Data records:
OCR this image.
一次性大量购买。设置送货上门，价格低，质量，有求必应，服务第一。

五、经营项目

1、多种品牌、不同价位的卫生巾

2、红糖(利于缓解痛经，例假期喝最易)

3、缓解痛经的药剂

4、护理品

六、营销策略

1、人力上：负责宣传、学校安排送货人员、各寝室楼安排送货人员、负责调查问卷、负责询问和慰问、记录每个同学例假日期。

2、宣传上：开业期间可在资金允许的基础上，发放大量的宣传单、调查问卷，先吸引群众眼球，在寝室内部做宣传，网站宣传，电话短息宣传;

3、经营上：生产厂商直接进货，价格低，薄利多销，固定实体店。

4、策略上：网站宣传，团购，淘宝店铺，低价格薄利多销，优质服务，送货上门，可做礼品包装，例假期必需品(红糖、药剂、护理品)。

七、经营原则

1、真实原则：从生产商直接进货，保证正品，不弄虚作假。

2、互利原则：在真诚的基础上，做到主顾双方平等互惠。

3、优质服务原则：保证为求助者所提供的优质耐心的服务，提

What is needed: Please restate the data word for word, every record included.

Response to the task:
OCR this image.
一次性大量购买。设置送货上门，价格低，质量，有求必应，服务第一。

五、经营项目

1、多种品牌、不同价位的卫生巾

2、红糖(利于缓解痛经，例假期喝最易)

3、缓解痛经的药剂

4、护理品

六、营销策略

1、人力上：负责宣传、学校安排送货人员、各寝室楼安排送货人员、负责调查问卷、负责询问和慰问、记录每个同学例假日期。

2、宣传上：开业期间可在资金允许的基础上，发放大量的宣传单、调查问卷，先吸引群众眼球，在寝室内部做宣传，网站宣传，电话短息宣传;

3、经营上：生产厂商直接进货，价格低，薄利多销，固定实体店。

4、策略上：网站宣传，团购，淘宝店铺，低价格薄利多销，优质服务，送货上门，可做礼品包装，例假期必需品(红糖、药剂、护理品)。

七、经营原则

1、真实原则：从生产商直接进货，保证正品，不弄虚作假。

2、互利原则：在真诚的基础上，做到主顾双方平等互惠。

3、优质服务原则：保证为求助者所提供的优质耐心的服务，提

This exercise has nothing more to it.